- Problem requirements: Repeat the records below exactly, leaving out any pictures.

(Extracted records)

━━━━━━━━━━━━━━━━━━━━━━━━━━━━━━

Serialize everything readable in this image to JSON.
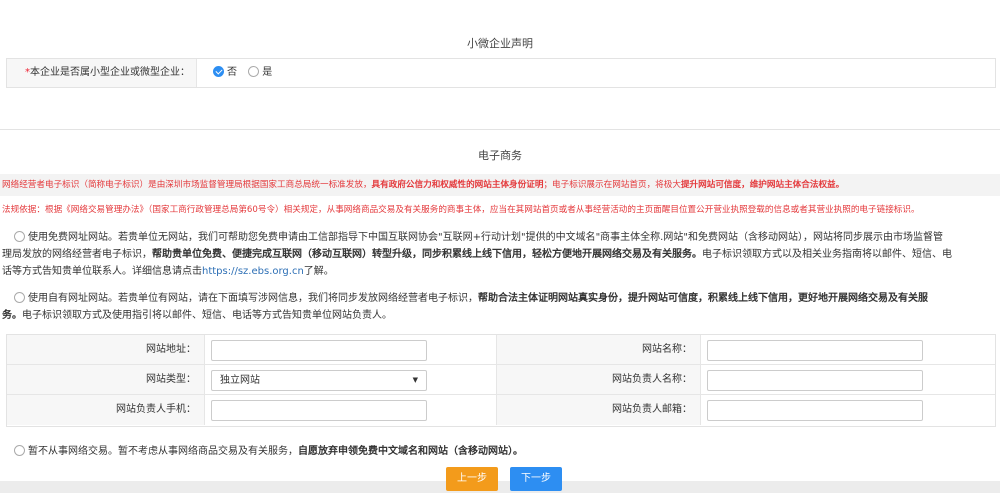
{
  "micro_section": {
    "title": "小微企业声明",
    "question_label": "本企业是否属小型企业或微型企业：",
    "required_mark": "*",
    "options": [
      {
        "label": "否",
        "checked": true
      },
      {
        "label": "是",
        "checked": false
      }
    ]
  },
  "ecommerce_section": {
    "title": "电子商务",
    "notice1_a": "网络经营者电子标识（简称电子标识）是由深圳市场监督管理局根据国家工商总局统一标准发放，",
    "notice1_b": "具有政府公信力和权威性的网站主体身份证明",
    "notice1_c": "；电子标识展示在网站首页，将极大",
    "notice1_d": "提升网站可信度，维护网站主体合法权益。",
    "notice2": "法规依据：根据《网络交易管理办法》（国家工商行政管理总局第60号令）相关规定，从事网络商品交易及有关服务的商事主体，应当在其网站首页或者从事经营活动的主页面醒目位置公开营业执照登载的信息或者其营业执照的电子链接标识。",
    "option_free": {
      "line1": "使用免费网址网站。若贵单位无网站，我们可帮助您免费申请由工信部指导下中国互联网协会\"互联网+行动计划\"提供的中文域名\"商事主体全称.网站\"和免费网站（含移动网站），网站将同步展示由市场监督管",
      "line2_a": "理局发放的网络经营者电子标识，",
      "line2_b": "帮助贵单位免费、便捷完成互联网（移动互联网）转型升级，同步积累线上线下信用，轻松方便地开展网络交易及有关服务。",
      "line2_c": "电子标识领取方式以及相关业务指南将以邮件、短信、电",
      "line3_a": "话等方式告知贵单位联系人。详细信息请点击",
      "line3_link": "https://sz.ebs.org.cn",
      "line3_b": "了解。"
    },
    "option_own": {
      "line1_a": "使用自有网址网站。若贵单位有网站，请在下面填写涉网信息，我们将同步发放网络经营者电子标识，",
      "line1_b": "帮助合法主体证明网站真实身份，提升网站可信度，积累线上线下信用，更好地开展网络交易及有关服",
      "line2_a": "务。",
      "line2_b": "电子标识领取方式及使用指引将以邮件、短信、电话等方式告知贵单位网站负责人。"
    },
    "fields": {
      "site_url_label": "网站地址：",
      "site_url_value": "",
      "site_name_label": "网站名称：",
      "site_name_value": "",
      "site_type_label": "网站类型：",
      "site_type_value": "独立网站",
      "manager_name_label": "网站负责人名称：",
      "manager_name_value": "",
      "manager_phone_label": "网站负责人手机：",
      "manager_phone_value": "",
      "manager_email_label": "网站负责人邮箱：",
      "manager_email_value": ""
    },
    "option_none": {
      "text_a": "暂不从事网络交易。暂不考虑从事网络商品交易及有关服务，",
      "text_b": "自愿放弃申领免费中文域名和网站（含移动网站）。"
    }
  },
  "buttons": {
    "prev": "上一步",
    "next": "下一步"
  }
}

━━━━━━━━━━━━━━━━━━━━━━━━━━━━━━

- Finished task:
Serialize everything readable in this image to JSON.
{
  "micro_section": {
    "title": "小微企业声明",
    "question_label": "本企业是否属小型企业或微型企业：",
    "required_mark": "*",
    "options": [
      {
        "label": "否",
        "checked": true
      },
      {
        "label": "是",
        "checked": false
      }
    ]
  },
  "ecommerce_section": {
    "title": "电子商务",
    "notice1_a": "网络经营者电子标识（简称电子标识）是由深圳市场监督管理局根据国家工商总局统一标准发放，",
    "notice1_b": "具有政府公信力和权威性的网站主体身份证明",
    "notice1_c": "；电子标识展示在网站首页，将极大",
    "notice1_d": "提升网站可信度，维护网站主体合法权益。",
    "notice2": "法规依据：根据《网络交易管理办法》（国家工商行政管理总局第60号令）相关规定，从事网络商品交易及有关服务的商事主体，应当在其网站首页或者从事经营活动的主页面醒目位置公开营业执照登载的信息或者其营业执照的电子链接标识。",
    "option_free": {
      "line1": "使用免费网址网站。若贵单位无网站，我们可帮助您免费申请由工信部指导下中国互联网协会\"互联网+行动计划\"提供的中文域名\"商事主体全称.网站\"和免费网站（含移动网站），网站将同步展示由市场监督管",
      "line2_a": "理局发放的网络经营者电子标识，",
      "line2_b": "帮助贵单位免费、便捷完成互联网（移动互联网）转型升级，同步积累线上线下信用，轻松方便地开展网络交易及有关服务。",
      "line2_c": "电子标识领取方式以及相关业务指南将以邮件、短信、电",
      "line3_a": "话等方式告知贵单位联系人。详细信息请点击",
      "line3_link": "https://sz.ebs.org.cn",
      "line3_b": "了解。"
    },
    "option_own": {
      "line1_a": "使用自有网址网站。若贵单位有网站，请在下面填写涉网信息，我们将同步发放网络经营者电子标识，",
      "line1_b": "帮助合法主体证明网站真实身份，提升网站可信度，积累线上线下信用，更好地开展网络交易及有关服",
      "line2_a": "务。",
      "line2_b": "电子标识领取方式及使用指引将以邮件、短信、电话等方式告知贵单位网站负责人。"
    },
    "fields": {
      "site_url_label": "网站地址：",
      "site_url_value": "",
      "site_name_label": "网站名称：",
      "site_name_value": "",
      "site_type_label": "网站类型：",
      "site_type_value": "独立网站",
      "manager_name_label": "网站负责人名称：",
      "manager_name_value": "",
      "manager_phone_label": "网站负责人手机：",
      "manager_phone_value": "",
      "manager_email_label": "网站负责人邮箱：",
      "manager_email_value": ""
    },
    "option_none": {
      "text_a": "暂不从事网络交易。暂不考虑从事网络商品交易及有关服务，",
      "text_b": "自愿放弃申领免费中文域名和网站（含移动网站）。"
    }
  },
  "buttons": {
    "prev": "上一步",
    "next": "下一步"
  }
}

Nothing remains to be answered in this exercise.